(Rows from a figure dataset)
-- START --

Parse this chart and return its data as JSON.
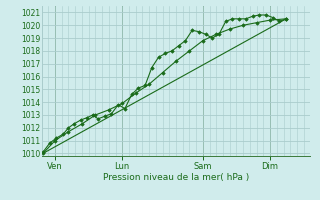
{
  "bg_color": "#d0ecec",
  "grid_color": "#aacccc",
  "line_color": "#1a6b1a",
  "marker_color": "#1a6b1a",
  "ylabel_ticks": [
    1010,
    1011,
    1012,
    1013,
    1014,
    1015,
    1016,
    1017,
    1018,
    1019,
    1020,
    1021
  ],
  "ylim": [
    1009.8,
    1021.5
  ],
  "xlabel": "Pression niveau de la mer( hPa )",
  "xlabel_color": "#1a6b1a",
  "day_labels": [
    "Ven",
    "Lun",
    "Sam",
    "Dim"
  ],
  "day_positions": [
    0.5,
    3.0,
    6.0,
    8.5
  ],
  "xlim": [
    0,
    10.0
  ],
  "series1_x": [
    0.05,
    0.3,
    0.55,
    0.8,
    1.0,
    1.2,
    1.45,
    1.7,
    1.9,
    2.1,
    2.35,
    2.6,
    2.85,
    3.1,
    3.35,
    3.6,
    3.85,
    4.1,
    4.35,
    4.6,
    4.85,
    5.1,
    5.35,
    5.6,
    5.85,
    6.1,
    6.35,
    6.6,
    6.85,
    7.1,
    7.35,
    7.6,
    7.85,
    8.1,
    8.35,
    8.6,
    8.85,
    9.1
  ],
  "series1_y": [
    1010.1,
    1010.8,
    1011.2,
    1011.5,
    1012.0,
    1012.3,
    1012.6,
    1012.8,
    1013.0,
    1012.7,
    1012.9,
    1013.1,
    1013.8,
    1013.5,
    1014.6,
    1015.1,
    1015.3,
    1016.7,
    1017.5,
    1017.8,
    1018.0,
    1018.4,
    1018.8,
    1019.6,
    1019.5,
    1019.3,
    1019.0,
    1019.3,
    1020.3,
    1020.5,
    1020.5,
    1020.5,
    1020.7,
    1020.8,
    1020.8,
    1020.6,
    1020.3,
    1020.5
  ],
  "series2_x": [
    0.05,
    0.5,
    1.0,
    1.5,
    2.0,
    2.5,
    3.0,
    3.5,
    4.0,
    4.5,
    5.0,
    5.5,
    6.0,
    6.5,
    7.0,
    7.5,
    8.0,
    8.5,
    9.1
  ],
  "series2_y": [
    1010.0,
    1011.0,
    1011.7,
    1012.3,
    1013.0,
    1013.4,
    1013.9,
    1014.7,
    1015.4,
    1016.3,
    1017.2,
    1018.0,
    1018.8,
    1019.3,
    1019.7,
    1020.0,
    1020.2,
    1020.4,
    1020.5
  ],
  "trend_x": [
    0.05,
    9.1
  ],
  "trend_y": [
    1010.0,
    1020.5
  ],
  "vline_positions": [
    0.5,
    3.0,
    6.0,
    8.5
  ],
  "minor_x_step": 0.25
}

-- END --
-- START --

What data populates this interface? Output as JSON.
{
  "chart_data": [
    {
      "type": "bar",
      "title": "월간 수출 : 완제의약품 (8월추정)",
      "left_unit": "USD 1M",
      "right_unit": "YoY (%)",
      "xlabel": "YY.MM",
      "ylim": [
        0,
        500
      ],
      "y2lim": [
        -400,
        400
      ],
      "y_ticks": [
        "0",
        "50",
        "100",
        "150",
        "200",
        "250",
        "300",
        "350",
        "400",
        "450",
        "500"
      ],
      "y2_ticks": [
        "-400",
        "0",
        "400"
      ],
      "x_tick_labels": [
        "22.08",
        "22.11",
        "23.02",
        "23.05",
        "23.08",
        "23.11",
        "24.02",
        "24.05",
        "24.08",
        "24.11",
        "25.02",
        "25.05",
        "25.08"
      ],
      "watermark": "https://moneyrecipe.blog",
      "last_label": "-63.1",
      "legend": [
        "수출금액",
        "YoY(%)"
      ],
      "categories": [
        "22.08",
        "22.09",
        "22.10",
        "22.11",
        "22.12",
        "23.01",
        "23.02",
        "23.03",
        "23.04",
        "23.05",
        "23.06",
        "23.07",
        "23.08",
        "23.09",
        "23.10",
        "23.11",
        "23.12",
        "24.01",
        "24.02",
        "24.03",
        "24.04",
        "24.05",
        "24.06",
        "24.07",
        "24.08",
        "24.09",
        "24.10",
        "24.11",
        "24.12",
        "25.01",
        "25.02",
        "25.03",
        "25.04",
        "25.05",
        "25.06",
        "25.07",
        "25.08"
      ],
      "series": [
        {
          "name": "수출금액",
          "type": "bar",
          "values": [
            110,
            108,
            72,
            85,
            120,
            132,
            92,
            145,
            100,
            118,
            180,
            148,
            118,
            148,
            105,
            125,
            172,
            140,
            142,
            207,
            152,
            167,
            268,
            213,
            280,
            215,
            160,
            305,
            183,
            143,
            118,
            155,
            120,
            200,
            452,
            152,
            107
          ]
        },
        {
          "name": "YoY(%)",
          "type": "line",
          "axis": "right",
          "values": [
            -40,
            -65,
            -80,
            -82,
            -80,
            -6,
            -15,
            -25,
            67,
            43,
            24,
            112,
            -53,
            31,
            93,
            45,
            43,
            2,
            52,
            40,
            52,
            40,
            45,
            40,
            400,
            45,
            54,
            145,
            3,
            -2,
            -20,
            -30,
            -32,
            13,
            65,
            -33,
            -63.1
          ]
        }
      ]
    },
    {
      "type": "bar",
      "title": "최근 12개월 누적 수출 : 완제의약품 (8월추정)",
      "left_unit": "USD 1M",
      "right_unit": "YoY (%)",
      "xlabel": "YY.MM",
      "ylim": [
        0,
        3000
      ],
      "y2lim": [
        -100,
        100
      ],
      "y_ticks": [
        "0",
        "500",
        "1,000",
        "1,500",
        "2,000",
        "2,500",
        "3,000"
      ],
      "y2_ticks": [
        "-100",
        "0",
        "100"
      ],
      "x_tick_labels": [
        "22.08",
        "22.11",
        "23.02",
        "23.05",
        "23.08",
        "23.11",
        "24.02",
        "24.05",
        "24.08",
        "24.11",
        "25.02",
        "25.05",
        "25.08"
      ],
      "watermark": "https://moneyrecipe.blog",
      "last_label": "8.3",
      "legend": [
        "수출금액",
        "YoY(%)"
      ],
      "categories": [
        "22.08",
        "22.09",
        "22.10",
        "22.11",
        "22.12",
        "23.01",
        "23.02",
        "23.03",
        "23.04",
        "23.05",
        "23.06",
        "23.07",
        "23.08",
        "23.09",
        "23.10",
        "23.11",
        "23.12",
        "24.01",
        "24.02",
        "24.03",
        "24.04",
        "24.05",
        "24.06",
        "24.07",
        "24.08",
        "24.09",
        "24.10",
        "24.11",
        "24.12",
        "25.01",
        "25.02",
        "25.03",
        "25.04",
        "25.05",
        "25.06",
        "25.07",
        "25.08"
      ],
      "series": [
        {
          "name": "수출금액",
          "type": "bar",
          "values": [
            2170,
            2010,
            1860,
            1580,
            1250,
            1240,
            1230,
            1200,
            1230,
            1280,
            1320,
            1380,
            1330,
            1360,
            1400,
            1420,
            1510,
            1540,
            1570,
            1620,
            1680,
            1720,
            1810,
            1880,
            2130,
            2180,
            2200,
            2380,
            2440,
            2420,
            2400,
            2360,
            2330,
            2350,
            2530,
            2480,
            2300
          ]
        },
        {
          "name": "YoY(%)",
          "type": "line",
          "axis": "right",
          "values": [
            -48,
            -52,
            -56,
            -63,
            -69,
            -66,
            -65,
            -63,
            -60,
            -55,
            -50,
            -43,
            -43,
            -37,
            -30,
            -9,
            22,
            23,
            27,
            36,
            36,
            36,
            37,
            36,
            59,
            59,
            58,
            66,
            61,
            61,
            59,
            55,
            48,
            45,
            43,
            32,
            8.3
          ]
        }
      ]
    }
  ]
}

-- END --

### GIVEN TASK
Keep only the lines that hold the string "완제의약품", and copy them out.

### FINAL RESULT
      "title": "월간 수출 : 완제의약품 (8월추정)",
      "title": "최근 12개월 누적 수출 : 완제의약품 (8월추정)",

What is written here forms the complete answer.